Start PROVIDED DATA

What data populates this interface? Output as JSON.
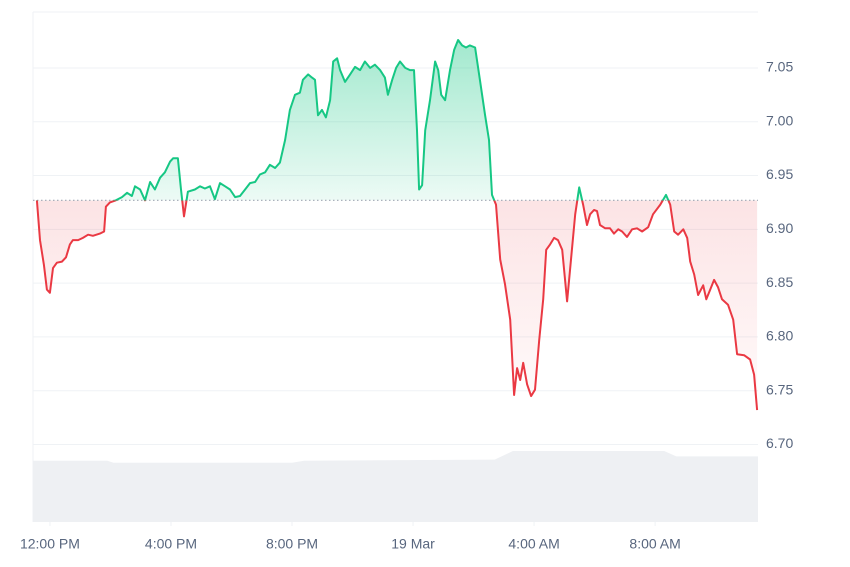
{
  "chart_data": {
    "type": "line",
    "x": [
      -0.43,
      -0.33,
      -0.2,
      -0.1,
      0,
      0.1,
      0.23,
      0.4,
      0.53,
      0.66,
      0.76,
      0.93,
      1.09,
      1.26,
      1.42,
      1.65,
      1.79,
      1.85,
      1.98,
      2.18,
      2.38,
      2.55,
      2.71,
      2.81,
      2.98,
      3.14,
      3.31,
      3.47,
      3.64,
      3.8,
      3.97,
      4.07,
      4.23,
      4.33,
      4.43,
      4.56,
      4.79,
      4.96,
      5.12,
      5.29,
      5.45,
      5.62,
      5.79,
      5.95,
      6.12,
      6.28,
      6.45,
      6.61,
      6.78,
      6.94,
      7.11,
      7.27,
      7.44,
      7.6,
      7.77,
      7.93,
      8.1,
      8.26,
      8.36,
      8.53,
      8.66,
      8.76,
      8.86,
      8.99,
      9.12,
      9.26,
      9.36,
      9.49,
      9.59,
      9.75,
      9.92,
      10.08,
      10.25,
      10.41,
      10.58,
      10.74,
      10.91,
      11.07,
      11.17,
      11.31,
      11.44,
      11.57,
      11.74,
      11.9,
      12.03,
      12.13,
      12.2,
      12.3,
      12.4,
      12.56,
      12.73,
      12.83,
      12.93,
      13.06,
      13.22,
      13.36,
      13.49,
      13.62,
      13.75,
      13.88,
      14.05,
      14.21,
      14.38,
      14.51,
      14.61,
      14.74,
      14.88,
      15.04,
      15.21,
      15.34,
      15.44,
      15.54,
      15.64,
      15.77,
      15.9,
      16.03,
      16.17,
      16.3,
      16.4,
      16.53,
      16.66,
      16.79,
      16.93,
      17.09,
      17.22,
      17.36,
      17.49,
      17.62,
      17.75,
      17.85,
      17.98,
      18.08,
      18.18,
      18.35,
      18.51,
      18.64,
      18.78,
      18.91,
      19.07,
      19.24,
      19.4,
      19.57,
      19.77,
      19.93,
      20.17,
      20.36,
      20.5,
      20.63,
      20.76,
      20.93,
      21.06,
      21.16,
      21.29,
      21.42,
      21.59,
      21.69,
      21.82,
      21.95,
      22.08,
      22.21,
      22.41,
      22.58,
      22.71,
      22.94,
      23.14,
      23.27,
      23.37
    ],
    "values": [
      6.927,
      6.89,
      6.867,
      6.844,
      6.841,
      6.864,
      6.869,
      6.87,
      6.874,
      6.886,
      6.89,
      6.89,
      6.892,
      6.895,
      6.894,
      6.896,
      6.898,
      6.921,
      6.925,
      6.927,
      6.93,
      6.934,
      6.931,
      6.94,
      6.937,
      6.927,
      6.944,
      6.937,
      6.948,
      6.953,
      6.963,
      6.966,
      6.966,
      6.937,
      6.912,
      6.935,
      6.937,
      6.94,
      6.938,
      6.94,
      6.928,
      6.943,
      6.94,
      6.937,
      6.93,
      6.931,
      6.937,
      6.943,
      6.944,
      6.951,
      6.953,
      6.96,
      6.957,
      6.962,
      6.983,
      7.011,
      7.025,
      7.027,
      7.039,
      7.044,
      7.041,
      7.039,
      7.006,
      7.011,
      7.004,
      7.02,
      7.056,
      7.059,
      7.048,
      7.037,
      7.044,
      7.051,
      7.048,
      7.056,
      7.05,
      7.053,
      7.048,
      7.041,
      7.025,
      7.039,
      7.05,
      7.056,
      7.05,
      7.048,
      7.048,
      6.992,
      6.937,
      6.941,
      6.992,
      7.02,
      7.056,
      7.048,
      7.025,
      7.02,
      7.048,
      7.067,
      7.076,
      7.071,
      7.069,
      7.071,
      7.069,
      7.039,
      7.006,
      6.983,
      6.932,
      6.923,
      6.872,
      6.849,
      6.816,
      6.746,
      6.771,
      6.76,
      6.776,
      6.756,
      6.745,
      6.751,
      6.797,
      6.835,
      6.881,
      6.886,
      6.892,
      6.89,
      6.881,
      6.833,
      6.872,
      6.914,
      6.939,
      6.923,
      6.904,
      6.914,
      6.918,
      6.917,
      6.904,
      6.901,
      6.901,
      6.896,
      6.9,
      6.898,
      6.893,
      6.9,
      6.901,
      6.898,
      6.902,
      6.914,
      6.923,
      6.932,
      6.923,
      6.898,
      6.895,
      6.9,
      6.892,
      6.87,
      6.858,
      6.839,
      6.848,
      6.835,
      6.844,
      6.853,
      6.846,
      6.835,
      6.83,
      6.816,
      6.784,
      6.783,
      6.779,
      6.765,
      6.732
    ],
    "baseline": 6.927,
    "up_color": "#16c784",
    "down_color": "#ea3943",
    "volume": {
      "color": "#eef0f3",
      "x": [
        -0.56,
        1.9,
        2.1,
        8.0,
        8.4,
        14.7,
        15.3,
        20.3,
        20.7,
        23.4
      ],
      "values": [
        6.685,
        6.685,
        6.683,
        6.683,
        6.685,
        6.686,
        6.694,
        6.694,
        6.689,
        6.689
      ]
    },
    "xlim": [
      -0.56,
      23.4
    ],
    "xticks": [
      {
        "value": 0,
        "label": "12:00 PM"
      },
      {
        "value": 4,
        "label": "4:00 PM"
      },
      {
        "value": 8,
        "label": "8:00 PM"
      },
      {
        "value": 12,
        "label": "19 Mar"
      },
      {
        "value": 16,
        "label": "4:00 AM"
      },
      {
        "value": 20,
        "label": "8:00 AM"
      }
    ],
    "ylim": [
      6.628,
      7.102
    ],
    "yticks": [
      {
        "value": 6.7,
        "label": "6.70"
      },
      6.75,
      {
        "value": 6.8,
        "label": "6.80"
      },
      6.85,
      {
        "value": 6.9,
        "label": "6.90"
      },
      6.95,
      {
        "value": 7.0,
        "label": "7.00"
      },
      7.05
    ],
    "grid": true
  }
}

End PROVIDED DATA

• **THE REQUEST**
From the data above, work out how many lines contain the string "label" and reply with only the number.

• **ANSWER TO THE PROBLEM**
10